#### Material to process
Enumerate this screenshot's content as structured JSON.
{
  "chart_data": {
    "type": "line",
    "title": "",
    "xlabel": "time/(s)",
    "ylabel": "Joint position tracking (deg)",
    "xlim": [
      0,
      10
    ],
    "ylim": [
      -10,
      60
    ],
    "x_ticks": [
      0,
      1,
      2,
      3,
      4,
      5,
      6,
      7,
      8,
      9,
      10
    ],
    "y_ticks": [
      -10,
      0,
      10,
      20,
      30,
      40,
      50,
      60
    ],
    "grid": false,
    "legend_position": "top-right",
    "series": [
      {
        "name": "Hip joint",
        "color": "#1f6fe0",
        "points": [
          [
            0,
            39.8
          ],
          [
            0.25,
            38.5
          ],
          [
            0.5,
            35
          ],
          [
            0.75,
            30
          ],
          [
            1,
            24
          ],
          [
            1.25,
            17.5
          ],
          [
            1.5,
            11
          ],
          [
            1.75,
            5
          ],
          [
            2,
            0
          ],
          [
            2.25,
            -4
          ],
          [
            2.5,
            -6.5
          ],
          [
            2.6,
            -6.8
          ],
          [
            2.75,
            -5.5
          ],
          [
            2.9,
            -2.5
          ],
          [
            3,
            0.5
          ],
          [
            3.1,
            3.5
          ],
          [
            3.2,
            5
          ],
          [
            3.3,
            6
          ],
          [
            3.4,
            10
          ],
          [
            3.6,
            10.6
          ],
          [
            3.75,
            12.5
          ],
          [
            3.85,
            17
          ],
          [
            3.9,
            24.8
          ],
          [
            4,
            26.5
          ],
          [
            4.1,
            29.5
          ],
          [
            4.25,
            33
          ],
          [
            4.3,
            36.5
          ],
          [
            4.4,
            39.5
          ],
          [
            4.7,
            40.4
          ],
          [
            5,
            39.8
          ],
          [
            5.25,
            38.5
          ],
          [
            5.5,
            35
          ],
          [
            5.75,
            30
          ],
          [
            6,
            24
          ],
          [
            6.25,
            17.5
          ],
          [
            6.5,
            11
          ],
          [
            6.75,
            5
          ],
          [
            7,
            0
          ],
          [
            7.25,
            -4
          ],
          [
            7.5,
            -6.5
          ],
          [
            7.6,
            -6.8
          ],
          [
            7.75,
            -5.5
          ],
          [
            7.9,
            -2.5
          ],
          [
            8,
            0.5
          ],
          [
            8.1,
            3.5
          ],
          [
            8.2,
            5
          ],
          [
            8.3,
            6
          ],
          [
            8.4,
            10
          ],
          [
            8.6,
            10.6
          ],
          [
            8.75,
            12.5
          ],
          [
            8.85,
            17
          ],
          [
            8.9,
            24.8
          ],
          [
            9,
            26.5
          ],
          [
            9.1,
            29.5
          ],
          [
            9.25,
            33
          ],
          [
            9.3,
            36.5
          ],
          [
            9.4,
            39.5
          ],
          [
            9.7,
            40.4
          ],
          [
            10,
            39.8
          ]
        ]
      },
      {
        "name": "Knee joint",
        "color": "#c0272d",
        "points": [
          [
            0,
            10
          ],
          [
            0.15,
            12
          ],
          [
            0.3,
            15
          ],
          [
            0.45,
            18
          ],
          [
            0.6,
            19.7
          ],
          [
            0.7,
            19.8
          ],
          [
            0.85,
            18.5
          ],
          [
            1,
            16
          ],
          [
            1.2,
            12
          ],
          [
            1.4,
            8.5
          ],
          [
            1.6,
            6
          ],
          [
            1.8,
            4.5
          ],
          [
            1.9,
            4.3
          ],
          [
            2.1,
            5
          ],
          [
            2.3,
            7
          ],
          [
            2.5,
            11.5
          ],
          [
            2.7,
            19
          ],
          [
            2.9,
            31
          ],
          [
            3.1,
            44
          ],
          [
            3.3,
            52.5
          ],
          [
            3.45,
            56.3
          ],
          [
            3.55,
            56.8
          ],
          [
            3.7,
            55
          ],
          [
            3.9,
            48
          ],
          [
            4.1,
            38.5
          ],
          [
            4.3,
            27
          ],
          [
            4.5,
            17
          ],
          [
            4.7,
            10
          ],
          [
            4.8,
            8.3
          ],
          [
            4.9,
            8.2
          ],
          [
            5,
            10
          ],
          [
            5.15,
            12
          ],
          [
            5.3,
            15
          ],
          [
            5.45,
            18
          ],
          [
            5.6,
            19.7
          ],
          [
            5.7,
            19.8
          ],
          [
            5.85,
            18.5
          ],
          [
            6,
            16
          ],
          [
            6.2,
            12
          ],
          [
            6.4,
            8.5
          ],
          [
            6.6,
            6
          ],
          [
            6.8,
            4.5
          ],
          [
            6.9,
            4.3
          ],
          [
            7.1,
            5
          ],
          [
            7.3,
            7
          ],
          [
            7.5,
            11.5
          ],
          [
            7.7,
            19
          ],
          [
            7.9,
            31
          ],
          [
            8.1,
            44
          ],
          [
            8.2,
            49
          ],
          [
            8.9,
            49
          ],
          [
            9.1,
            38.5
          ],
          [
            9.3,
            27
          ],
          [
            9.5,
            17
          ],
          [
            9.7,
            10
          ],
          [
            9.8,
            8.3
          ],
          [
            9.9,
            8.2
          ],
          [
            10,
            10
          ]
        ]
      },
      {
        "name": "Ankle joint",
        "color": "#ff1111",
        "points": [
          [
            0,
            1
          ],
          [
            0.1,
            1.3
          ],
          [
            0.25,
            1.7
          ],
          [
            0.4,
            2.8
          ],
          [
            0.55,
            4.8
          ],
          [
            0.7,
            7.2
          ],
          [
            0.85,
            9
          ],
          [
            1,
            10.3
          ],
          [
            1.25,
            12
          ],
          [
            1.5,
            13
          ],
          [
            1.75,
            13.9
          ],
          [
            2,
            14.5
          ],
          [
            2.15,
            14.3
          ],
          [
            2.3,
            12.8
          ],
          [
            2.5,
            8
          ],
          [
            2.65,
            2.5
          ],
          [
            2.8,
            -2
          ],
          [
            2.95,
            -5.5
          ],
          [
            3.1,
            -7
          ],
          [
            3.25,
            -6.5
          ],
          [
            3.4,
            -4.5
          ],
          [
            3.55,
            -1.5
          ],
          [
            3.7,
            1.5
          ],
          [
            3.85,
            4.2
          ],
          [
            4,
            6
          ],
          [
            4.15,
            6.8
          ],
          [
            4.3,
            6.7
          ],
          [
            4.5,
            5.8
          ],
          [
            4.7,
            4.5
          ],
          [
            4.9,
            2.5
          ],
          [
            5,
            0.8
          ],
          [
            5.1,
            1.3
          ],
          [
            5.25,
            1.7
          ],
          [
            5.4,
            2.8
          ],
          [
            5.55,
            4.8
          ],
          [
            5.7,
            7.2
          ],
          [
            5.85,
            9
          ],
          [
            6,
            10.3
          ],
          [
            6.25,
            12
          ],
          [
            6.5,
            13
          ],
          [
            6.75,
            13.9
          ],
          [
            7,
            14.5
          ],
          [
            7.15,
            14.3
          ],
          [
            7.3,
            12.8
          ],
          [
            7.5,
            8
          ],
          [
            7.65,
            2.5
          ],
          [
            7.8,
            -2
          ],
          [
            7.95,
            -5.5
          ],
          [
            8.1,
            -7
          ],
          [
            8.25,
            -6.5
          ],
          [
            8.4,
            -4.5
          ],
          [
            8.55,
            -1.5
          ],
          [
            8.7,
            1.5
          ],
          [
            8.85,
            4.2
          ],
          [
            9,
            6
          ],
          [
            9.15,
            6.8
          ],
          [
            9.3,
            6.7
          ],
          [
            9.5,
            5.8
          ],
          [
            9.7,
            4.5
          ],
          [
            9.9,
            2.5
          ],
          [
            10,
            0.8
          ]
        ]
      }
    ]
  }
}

#### Task objective
Extract every entry above as it appears.

#### Reply
Enumerate this screenshot's content as structured JSON.
{
  "chart_data": {
    "type": "line",
    "title": "",
    "xlabel": "time/(s)",
    "ylabel": "Joint position tracking (deg)",
    "xlim": [
      0,
      10
    ],
    "ylim": [
      -10,
      60
    ],
    "x_ticks": [
      0,
      1,
      2,
      3,
      4,
      5,
      6,
      7,
      8,
      9,
      10
    ],
    "y_ticks": [
      -10,
      0,
      10,
      20,
      30,
      40,
      50,
      60
    ],
    "grid": false,
    "legend_position": "top-right",
    "series": [
      {
        "name": "Hip joint",
        "color": "#1f6fe0",
        "points": [
          [
            0,
            39.8
          ],
          [
            0.25,
            38.5
          ],
          [
            0.5,
            35
          ],
          [
            0.75,
            30
          ],
          [
            1,
            24
          ],
          [
            1.25,
            17.5
          ],
          [
            1.5,
            11
          ],
          [
            1.75,
            5
          ],
          [
            2,
            0
          ],
          [
            2.25,
            -4
          ],
          [
            2.5,
            -6.5
          ],
          [
            2.6,
            -6.8
          ],
          [
            2.75,
            -5.5
          ],
          [
            2.9,
            -2.5
          ],
          [
            3,
            0.5
          ],
          [
            3.1,
            3.5
          ],
          [
            3.2,
            5
          ],
          [
            3.3,
            6
          ],
          [
            3.4,
            10
          ],
          [
            3.6,
            10.6
          ],
          [
            3.75,
            12.5
          ],
          [
            3.85,
            17
          ],
          [
            3.9,
            24.8
          ],
          [
            4,
            26.5
          ],
          [
            4.1,
            29.5
          ],
          [
            4.25,
            33
          ],
          [
            4.3,
            36.5
          ],
          [
            4.4,
            39.5
          ],
          [
            4.7,
            40.4
          ],
          [
            5,
            39.8
          ],
          [
            5.25,
            38.5
          ],
          [
            5.5,
            35
          ],
          [
            5.75,
            30
          ],
          [
            6,
            24
          ],
          [
            6.25,
            17.5
          ],
          [
            6.5,
            11
          ],
          [
            6.75,
            5
          ],
          [
            7,
            0
          ],
          [
            7.25,
            -4
          ],
          [
            7.5,
            -6.5
          ],
          [
            7.6,
            -6.8
          ],
          [
            7.75,
            -5.5
          ],
          [
            7.9,
            -2.5
          ],
          [
            8,
            0.5
          ],
          [
            8.1,
            3.5
          ],
          [
            8.2,
            5
          ],
          [
            8.3,
            6
          ],
          [
            8.4,
            10
          ],
          [
            8.6,
            10.6
          ],
          [
            8.75,
            12.5
          ],
          [
            8.85,
            17
          ],
          [
            8.9,
            24.8
          ],
          [
            9,
            26.5
          ],
          [
            9.1,
            29.5
          ],
          [
            9.25,
            33
          ],
          [
            9.3,
            36.5
          ],
          [
            9.4,
            39.5
          ],
          [
            9.7,
            40.4
          ],
          [
            10,
            39.8
          ]
        ]
      },
      {
        "name": "Knee joint",
        "color": "#c0272d",
        "points": [
          [
            0,
            10
          ],
          [
            0.15,
            12
          ],
          [
            0.3,
            15
          ],
          [
            0.45,
            18
          ],
          [
            0.6,
            19.7
          ],
          [
            0.7,
            19.8
          ],
          [
            0.85,
            18.5
          ],
          [
            1,
            16
          ],
          [
            1.2,
            12
          ],
          [
            1.4,
            8.5
          ],
          [
            1.6,
            6
          ],
          [
            1.8,
            4.5
          ],
          [
            1.9,
            4.3
          ],
          [
            2.1,
            5
          ],
          [
            2.3,
            7
          ],
          [
            2.5,
            11.5
          ],
          [
            2.7,
            19
          ],
          [
            2.9,
            31
          ],
          [
            3.1,
            44
          ],
          [
            3.3,
            52.5
          ],
          [
            3.45,
            56.3
          ],
          [
            3.55,
            56.8
          ],
          [
            3.7,
            55
          ],
          [
            3.9,
            48
          ],
          [
            4.1,
            38.5
          ],
          [
            4.3,
            27
          ],
          [
            4.5,
            17
          ],
          [
            4.7,
            10
          ],
          [
            4.8,
            8.3
          ],
          [
            4.9,
            8.2
          ],
          [
            5,
            10
          ],
          [
            5.15,
            12
          ],
          [
            5.3,
            15
          ],
          [
            5.45,
            18
          ],
          [
            5.6,
            19.7
          ],
          [
            5.7,
            19.8
          ],
          [
            5.85,
            18.5
          ],
          [
            6,
            16
          ],
          [
            6.2,
            12
          ],
          [
            6.4,
            8.5
          ],
          [
            6.6,
            6
          ],
          [
            6.8,
            4.5
          ],
          [
            6.9,
            4.3
          ],
          [
            7.1,
            5
          ],
          [
            7.3,
            7
          ],
          [
            7.5,
            11.5
          ],
          [
            7.7,
            19
          ],
          [
            7.9,
            31
          ],
          [
            8.1,
            44
          ],
          [
            8.2,
            49
          ],
          [
            8.9,
            49
          ],
          [
            9.1,
            38.5
          ],
          [
            9.3,
            27
          ],
          [
            9.5,
            17
          ],
          [
            9.7,
            10
          ],
          [
            9.8,
            8.3
          ],
          [
            9.9,
            8.2
          ],
          [
            10,
            10
          ]
        ]
      },
      {
        "name": "Ankle joint",
        "color": "#ff1111",
        "points": [
          [
            0,
            1
          ],
          [
            0.1,
            1.3
          ],
          [
            0.25,
            1.7
          ],
          [
            0.4,
            2.8
          ],
          [
            0.55,
            4.8
          ],
          [
            0.7,
            7.2
          ],
          [
            0.85,
            9
          ],
          [
            1,
            10.3
          ],
          [
            1.25,
            12
          ],
          [
            1.5,
            13
          ],
          [
            1.75,
            13.9
          ],
          [
            2,
            14.5
          ],
          [
            2.15,
            14.3
          ],
          [
            2.3,
            12.8
          ],
          [
            2.5,
            8
          ],
          [
            2.65,
            2.5
          ],
          [
            2.8,
            -2
          ],
          [
            2.95,
            -5.5
          ],
          [
            3.1,
            -7
          ],
          [
            3.25,
            -6.5
          ],
          [
            3.4,
            -4.5
          ],
          [
            3.55,
            -1.5
          ],
          [
            3.7,
            1.5
          ],
          [
            3.85,
            4.2
          ],
          [
            4,
            6
          ],
          [
            4.15,
            6.8
          ],
          [
            4.3,
            6.7
          ],
          [
            4.5,
            5.8
          ],
          [
            4.7,
            4.5
          ],
          [
            4.9,
            2.5
          ],
          [
            5,
            0.8
          ],
          [
            5.1,
            1.3
          ],
          [
            5.25,
            1.7
          ],
          [
            5.4,
            2.8
          ],
          [
            5.55,
            4.8
          ],
          [
            5.7,
            7.2
          ],
          [
            5.85,
            9
          ],
          [
            6,
            10.3
          ],
          [
            6.25,
            12
          ],
          [
            6.5,
            13
          ],
          [
            6.75,
            13.9
          ],
          [
            7,
            14.5
          ],
          [
            7.15,
            14.3
          ],
          [
            7.3,
            12.8
          ],
          [
            7.5,
            8
          ],
          [
            7.65,
            2.5
          ],
          [
            7.8,
            -2
          ],
          [
            7.95,
            -5.5
          ],
          [
            8.1,
            -7
          ],
          [
            8.25,
            -6.5
          ],
          [
            8.4,
            -4.5
          ],
          [
            8.55,
            -1.5
          ],
          [
            8.7,
            1.5
          ],
          [
            8.85,
            4.2
          ],
          [
            9,
            6
          ],
          [
            9.15,
            6.8
          ],
          [
            9.3,
            6.7
          ],
          [
            9.5,
            5.8
          ],
          [
            9.7,
            4.5
          ],
          [
            9.9,
            2.5
          ],
          [
            10,
            0.8
          ]
        ]
      }
    ]
  }
}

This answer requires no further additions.